Copy every line with the string "Emscripten" in it.

▽

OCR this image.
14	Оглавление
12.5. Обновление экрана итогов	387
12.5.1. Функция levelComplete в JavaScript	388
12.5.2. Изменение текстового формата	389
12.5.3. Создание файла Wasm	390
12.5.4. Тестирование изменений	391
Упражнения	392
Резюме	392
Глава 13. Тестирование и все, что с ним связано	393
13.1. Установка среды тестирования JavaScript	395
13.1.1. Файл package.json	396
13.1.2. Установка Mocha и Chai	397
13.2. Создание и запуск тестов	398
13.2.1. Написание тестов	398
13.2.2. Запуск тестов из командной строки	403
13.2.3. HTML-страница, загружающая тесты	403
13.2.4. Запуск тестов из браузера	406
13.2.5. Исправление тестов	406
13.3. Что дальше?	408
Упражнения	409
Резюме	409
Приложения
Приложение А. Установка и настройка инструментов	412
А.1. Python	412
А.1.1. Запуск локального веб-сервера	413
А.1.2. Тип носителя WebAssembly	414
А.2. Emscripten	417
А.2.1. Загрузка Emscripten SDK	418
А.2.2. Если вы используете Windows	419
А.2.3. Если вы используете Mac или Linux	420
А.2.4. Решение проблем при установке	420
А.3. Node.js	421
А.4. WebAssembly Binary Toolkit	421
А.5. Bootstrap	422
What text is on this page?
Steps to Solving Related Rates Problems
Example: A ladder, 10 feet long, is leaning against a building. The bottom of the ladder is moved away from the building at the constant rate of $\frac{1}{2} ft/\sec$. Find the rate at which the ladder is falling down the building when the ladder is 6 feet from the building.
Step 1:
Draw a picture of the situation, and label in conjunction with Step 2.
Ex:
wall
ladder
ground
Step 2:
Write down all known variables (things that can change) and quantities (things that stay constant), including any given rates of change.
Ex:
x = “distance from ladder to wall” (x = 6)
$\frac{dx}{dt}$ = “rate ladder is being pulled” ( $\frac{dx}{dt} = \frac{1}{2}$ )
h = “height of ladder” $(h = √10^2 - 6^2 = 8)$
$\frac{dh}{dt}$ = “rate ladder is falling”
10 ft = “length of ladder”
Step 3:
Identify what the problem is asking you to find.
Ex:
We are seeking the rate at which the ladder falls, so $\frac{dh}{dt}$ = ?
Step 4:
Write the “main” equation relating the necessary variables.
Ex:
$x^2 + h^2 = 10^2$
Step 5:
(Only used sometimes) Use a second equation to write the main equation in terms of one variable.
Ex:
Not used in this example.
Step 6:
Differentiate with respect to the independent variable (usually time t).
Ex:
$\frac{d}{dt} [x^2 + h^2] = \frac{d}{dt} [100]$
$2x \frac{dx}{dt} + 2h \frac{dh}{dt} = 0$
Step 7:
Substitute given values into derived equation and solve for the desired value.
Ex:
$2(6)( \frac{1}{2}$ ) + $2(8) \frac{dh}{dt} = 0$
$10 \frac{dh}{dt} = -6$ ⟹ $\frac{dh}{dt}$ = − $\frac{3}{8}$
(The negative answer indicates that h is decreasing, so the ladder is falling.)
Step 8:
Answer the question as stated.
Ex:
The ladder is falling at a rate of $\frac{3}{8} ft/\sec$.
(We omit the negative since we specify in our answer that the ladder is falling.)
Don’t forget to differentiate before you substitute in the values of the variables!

△

## Task answer
А.2. Emscripten	417
А.2.1. Загрузка Emscripten SDK	418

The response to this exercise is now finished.